- What you are asked to do
Each line containing the word "Simulated" must be collected.
::::
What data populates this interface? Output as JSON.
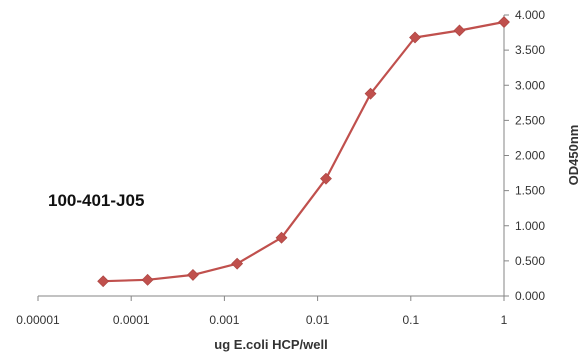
{
  "chart_data": {
    "type": "line",
    "title": "",
    "annotation": "100-401-J05",
    "xlabel": "ug E.coli HCP/well",
    "ylabel": "OD450nm",
    "x_scale": "log",
    "xlim": [
      1e-05,
      1
    ],
    "ylim": [
      0,
      4
    ],
    "x_ticks": [
      "0.00001",
      "0.0001",
      "0.001",
      "0.01",
      "0.1",
      "1"
    ],
    "y_ticks": [
      "0.000",
      "0.500",
      "1.000",
      "1.500",
      "2.000",
      "2.500",
      "3.000",
      "3.500",
      "4.000"
    ],
    "y_axis_side": "right",
    "grid": false,
    "legend": "none",
    "series": [
      {
        "color": "#c0504d",
        "marker": "diamond",
        "x": [
          5e-05,
          0.00015,
          0.00046,
          0.00137,
          0.0041,
          0.0123,
          0.037,
          0.111,
          0.333,
          1
        ],
        "y": [
          0.21,
          0.23,
          0.3,
          0.46,
          0.83,
          1.67,
          2.88,
          3.68,
          3.78,
          3.9
        ]
      }
    ]
  }
}
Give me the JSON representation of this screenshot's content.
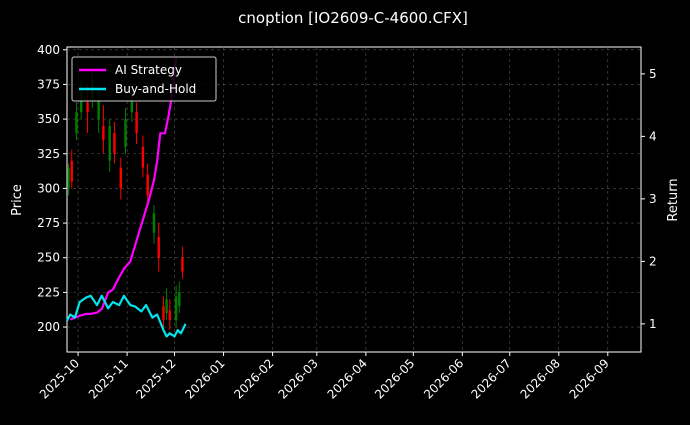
{
  "chart_data": {
    "type": "line",
    "title": "cnoption [IO2609-C-4600.CFX]",
    "xlabel": "",
    "ylabel_left": "Price",
    "ylabel_right": "Return",
    "x_ticks": [
      "2025-10",
      "2025-11",
      "2025-12",
      "2026-01",
      "2026-02",
      "2026-03",
      "2026-04",
      "2026-05",
      "2026-06",
      "2026-07",
      "2026-08",
      "2026-09"
    ],
    "x_range": [
      "2025-09-24",
      "2026-09-22"
    ],
    "y_left_ticks": [
      200,
      225,
      250,
      275,
      300,
      325,
      350,
      375,
      400
    ],
    "y_left_range": [
      182,
      402
    ],
    "y_right_ticks": [
      1,
      2,
      3,
      4,
      5
    ],
    "y_right_range": [
      0.55,
      5.43
    ],
    "grid": true,
    "legend_position": "top-left",
    "colors": {
      "background": "#000000",
      "grid": "#555555",
      "up": "#008000",
      "down": "#ff0000",
      "ai_strategy": "#ff00ff",
      "buy_and_hold": "#00e5ee"
    },
    "series": [
      {
        "name": "AI Strategy",
        "axis": "right",
        "dates": [
          "2025-09-26",
          "2025-09-29",
          "2025-10-02",
          "2025-10-06",
          "2025-10-09",
          "2025-10-13",
          "2025-10-16",
          "2025-10-20",
          "2025-10-23",
          "2025-10-27",
          "2025-10-30",
          "2025-11-03",
          "2025-11-06",
          "2025-11-09",
          "2025-11-12",
          "2025-11-15",
          "2025-11-18",
          "2025-11-20",
          "2025-11-22",
          "2025-11-25",
          "2025-11-27",
          "2025-11-29",
          "2025-12-01",
          "2025-12-02"
        ],
        "values": [
          1.07,
          1.1,
          1.13,
          1.16,
          1.16,
          1.18,
          1.24,
          1.5,
          1.55,
          1.75,
          1.88,
          2.0,
          2.25,
          2.5,
          2.75,
          3.0,
          3.3,
          3.6,
          4.05,
          4.05,
          4.3,
          4.6,
          5.0,
          5.25
        ]
      },
      {
        "name": "Buy-and-Hold",
        "axis": "right",
        "dates": [
          "2025-09-24",
          "2025-09-26",
          "2025-09-29",
          "2025-10-02",
          "2025-10-06",
          "2025-10-09",
          "2025-10-13",
          "2025-10-16",
          "2025-10-20",
          "2025-10-23",
          "2025-10-27",
          "2025-10-30",
          "2025-11-03",
          "2025-11-06",
          "2025-11-10",
          "2025-11-13",
          "2025-11-17",
          "2025-11-20",
          "2025-11-24",
          "2025-11-26",
          "2025-11-28",
          "2025-12-01",
          "2025-12-03",
          "2025-12-05",
          "2025-12-08"
        ],
        "values": [
          1.05,
          1.15,
          1.1,
          1.35,
          1.42,
          1.45,
          1.3,
          1.45,
          1.25,
          1.35,
          1.3,
          1.45,
          1.3,
          1.28,
          1.2,
          1.3,
          1.1,
          1.15,
          0.9,
          0.8,
          0.85,
          0.8,
          0.9,
          0.85,
          1.0
        ]
      }
    ],
    "candles": [
      {
        "date": "2025-09-25",
        "open": 300,
        "close": 315,
        "high": 318,
        "low": 295
      },
      {
        "date": "2025-09-27",
        "open": 320,
        "close": 305,
        "high": 328,
        "low": 300
      },
      {
        "date": "2025-09-30",
        "open": 340,
        "close": 355,
        "high": 362,
        "low": 335
      },
      {
        "date": "2025-10-03",
        "open": 355,
        "close": 370,
        "high": 378,
        "low": 350
      },
      {
        "date": "2025-10-07",
        "open": 362,
        "close": 355,
        "high": 375,
        "low": 340
      },
      {
        "date": "2025-10-10",
        "open": 365,
        "close": 378,
        "high": 385,
        "low": 358
      },
      {
        "date": "2025-10-14",
        "open": 350,
        "close": 365,
        "high": 372,
        "low": 340
      },
      {
        "date": "2025-10-17",
        "open": 345,
        "close": 335,
        "high": 360,
        "low": 325
      },
      {
        "date": "2025-10-21",
        "open": 320,
        "close": 345,
        "high": 350,
        "low": 312
      },
      {
        "date": "2025-10-24",
        "open": 340,
        "close": 325,
        "high": 348,
        "low": 318
      },
      {
        "date": "2025-10-28",
        "open": 315,
        "close": 300,
        "high": 322,
        "low": 292
      },
      {
        "date": "2025-10-31",
        "open": 330,
        "close": 350,
        "high": 358,
        "low": 325
      },
      {
        "date": "2025-11-04",
        "open": 355,
        "close": 365,
        "high": 372,
        "low": 348
      },
      {
        "date": "2025-11-07",
        "open": 355,
        "close": 340,
        "high": 362,
        "low": 332
      },
      {
        "date": "2025-11-11",
        "open": 330,
        "close": 315,
        "high": 338,
        "low": 308
      },
      {
        "date": "2025-11-14",
        "open": 310,
        "close": 295,
        "high": 318,
        "low": 288
      },
      {
        "date": "2025-11-18",
        "open": 268,
        "close": 282,
        "high": 288,
        "low": 260
      },
      {
        "date": "2025-11-21",
        "open": 265,
        "close": 250,
        "high": 275,
        "low": 240
      },
      {
        "date": "2025-11-24",
        "open": 215,
        "close": 205,
        "high": 222,
        "low": 200
      },
      {
        "date": "2025-11-26",
        "open": 210,
        "close": 220,
        "high": 228,
        "low": 205
      },
      {
        "date": "2025-11-28",
        "open": 212,
        "close": 205,
        "high": 220,
        "low": 198
      },
      {
        "date": "2025-12-02",
        "open": 205,
        "close": 222,
        "high": 230,
        "low": 200
      },
      {
        "date": "2025-12-04",
        "open": 215,
        "close": 225,
        "high": 233,
        "low": 210
      },
      {
        "date": "2025-12-06",
        "open": 250,
        "close": 240,
        "high": 258,
        "low": 235
      }
    ]
  }
}
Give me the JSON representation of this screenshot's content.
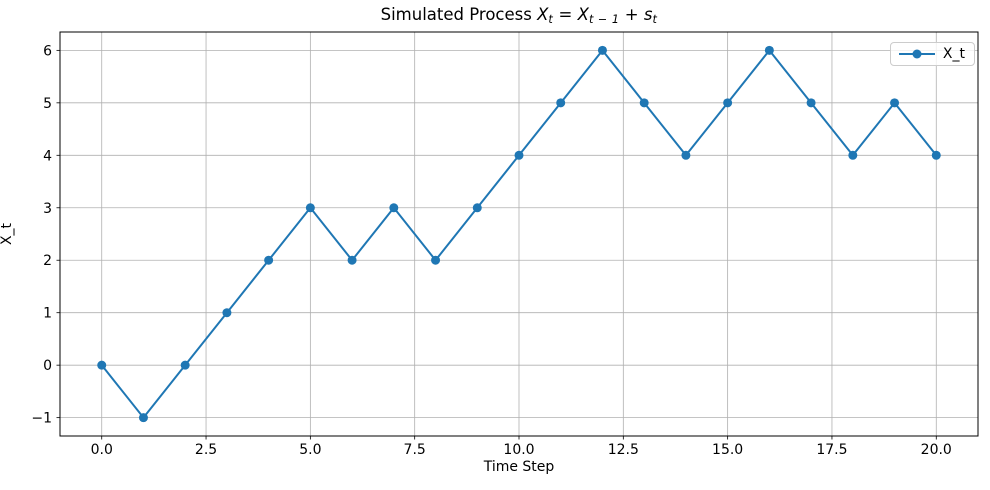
{
  "figure": {
    "background": "#ffffff"
  },
  "chart_data": {
    "type": "line",
    "title": "Simulated Process X_t = X_{t-1} + s_t",
    "title_segments": [
      {
        "text": "Simulated Process ",
        "italic": false,
        "sub": false
      },
      {
        "text": "X",
        "italic": true,
        "sub": false
      },
      {
        "text": "t",
        "italic": true,
        "sub": true
      },
      {
        "text": " = ",
        "italic": false,
        "sub": false
      },
      {
        "text": "X",
        "italic": true,
        "sub": false
      },
      {
        "text": "t − 1",
        "italic": true,
        "sub": true
      },
      {
        "text": " + ",
        "italic": false,
        "sub": false
      },
      {
        "text": "s",
        "italic": true,
        "sub": false
      },
      {
        "text": "t",
        "italic": true,
        "sub": true
      }
    ],
    "xlabel": "Time Step",
    "ylabel": "X_t",
    "x": [
      0,
      1,
      2,
      3,
      4,
      5,
      6,
      7,
      8,
      9,
      10,
      11,
      12,
      13,
      14,
      15,
      16,
      17,
      18,
      19,
      20
    ],
    "series": [
      {
        "name": "X_t",
        "color": "#1f77b4",
        "marker": "circle",
        "values": [
          0,
          -1,
          0,
          1,
          2,
          3,
          2,
          3,
          2,
          3,
          4,
          5,
          6,
          5,
          4,
          5,
          6,
          5,
          4,
          5,
          4
        ]
      }
    ],
    "xlim": [
      -1,
      21
    ],
    "ylim": [
      -1.35,
      6.35
    ],
    "xticks": {
      "values": [
        0,
        2.5,
        5,
        7.5,
        10,
        12.5,
        15,
        17.5,
        20
      ],
      "labels": [
        "0.0",
        "2.5",
        "5.0",
        "7.5",
        "10.0",
        "12.5",
        "15.0",
        "17.5",
        "20.0"
      ]
    },
    "yticks": {
      "values": [
        -1,
        0,
        1,
        2,
        3,
        4,
        5,
        6
      ],
      "labels": [
        "−1",
        "0",
        "1",
        "2",
        "3",
        "4",
        "5",
        "6"
      ]
    },
    "grid": true,
    "grid_color": "#b0b0b0",
    "frame_color": "#000000",
    "legend": {
      "location": "upper right",
      "entries": [
        "X_t"
      ]
    }
  }
}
::::
- Correct answer
    "title": "Simulated Process X_t = X_{t-1} + s_t",
        "text": "Simulated Process ",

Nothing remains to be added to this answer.